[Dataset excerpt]
--- Start ---

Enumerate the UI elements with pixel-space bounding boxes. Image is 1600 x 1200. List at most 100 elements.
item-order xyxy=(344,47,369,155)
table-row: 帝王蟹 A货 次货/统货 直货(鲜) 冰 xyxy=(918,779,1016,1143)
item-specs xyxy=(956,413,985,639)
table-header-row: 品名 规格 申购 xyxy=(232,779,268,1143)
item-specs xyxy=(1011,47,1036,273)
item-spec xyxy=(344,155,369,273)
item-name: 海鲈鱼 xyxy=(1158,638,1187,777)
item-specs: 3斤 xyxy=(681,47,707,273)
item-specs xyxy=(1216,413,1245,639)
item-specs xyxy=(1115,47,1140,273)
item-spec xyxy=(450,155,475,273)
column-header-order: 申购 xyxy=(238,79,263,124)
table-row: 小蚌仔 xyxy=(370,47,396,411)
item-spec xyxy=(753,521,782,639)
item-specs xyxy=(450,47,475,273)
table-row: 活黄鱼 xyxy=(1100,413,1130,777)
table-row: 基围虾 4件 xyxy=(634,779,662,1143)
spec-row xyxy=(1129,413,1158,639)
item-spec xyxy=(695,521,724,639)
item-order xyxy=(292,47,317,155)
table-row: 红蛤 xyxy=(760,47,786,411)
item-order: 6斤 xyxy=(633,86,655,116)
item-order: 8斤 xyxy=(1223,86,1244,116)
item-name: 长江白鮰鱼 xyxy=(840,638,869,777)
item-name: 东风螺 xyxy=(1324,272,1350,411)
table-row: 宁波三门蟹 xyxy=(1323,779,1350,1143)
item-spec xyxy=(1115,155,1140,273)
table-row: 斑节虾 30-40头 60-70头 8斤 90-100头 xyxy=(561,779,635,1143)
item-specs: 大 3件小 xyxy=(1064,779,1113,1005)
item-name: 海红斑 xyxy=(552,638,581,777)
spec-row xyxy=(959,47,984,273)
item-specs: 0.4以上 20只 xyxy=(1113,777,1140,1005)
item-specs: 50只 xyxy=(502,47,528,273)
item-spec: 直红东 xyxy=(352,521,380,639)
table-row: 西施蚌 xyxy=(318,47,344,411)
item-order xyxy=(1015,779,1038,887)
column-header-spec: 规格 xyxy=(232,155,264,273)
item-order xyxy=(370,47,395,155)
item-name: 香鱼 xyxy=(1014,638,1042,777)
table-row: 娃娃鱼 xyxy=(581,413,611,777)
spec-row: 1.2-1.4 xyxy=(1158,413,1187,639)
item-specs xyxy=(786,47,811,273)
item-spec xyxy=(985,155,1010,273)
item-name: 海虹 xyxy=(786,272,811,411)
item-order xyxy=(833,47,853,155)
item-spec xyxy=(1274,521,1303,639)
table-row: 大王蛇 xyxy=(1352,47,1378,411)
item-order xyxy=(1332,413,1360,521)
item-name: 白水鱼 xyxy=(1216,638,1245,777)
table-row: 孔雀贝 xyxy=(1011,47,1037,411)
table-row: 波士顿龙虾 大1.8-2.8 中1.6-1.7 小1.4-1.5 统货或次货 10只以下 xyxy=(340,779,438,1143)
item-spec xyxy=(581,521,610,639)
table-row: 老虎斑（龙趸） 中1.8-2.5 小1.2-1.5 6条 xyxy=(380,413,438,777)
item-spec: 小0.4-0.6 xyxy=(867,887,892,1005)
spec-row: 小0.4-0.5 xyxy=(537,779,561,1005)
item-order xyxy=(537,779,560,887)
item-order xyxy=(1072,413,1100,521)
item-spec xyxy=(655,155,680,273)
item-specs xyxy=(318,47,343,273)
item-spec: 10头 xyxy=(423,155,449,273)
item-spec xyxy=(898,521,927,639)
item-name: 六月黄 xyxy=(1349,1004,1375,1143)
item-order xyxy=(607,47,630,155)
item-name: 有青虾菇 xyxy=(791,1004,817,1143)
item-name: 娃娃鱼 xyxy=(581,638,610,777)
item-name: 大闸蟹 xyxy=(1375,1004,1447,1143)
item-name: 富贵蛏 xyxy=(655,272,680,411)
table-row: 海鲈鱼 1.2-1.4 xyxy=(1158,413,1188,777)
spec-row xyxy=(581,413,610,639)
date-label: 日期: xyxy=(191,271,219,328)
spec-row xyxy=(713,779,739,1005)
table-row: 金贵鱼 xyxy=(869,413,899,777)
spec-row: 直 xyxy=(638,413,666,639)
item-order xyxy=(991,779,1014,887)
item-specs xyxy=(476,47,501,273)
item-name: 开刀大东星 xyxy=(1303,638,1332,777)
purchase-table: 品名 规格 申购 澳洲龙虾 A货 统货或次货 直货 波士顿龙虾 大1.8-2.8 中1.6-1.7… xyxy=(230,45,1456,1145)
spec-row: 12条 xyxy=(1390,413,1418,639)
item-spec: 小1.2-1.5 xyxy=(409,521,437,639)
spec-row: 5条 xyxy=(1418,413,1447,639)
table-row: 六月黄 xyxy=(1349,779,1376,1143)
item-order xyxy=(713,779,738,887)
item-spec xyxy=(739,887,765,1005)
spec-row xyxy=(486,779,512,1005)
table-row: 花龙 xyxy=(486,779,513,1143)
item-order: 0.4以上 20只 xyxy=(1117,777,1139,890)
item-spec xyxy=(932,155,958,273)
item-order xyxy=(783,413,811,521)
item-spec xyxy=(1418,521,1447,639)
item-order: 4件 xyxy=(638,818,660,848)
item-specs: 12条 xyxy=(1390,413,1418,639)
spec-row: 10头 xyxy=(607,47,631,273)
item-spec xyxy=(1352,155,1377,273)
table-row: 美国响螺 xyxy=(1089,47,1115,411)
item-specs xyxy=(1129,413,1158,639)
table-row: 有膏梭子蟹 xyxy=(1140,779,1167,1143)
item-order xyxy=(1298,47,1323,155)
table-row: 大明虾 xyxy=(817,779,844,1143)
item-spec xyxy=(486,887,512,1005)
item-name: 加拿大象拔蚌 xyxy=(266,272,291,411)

--- End ---

Please rewrite the rows above as a JSON list of strings, one string per line and blank lines omitted, beginning at the first line and stopping after the line that contains "table-header-row: 品名 规格".

[
  "Enumerate the UI elements with pixel-space bounding boxes. Image is 1600 x 1200. List at most 100 elements.",
  "item-order xyxy=(344,47,369,155)",
  "table-row: 帝王蟹 A货 次货/统货 直货(鲜) 冰 xyxy=(918,779,1016,1143)",
  "item-specs xyxy=(956,413,985,639)",
  "table-header-row: 品名 规格 申购 xyxy=(232,779,268,1143)"
]